[WORK TO DO] How many lines of the records below contain the word "Exponential"? Answer with the number alone.
-- RECORDS PROVIDED start --
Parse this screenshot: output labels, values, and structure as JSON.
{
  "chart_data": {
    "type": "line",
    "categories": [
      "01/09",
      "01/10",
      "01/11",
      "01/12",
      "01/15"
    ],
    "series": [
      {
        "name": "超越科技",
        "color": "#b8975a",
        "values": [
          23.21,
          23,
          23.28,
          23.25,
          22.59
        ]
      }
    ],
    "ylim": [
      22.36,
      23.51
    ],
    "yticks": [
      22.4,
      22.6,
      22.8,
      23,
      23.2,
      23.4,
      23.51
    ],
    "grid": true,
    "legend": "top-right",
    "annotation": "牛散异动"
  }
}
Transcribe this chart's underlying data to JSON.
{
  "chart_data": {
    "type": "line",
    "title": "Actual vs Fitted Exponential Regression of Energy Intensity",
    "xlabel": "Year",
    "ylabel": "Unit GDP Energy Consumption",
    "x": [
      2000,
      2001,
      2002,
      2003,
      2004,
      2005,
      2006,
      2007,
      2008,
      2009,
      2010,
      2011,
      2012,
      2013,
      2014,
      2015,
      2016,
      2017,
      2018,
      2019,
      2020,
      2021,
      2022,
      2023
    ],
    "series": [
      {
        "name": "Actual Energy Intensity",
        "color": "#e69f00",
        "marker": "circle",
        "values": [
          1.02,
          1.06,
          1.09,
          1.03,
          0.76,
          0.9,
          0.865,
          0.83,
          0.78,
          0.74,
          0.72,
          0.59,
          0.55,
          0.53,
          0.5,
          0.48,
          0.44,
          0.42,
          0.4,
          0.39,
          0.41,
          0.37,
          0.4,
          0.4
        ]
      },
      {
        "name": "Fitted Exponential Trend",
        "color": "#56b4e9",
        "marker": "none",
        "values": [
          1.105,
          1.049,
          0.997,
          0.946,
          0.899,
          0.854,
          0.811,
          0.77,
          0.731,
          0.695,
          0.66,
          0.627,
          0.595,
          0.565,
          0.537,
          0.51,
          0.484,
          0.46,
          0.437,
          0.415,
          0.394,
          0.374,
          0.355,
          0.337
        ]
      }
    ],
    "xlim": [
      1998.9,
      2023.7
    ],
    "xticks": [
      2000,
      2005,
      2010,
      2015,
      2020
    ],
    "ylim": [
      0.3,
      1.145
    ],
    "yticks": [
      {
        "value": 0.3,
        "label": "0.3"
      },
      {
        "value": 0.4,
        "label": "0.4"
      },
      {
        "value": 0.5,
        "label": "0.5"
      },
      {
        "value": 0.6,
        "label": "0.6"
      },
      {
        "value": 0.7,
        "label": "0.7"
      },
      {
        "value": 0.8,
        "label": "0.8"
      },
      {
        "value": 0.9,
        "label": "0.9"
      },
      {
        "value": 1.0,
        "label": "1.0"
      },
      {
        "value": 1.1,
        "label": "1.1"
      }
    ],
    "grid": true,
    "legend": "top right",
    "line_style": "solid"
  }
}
-- RECORDS PROVIDED end --
[ANSWER TO THE PROBLEM] 2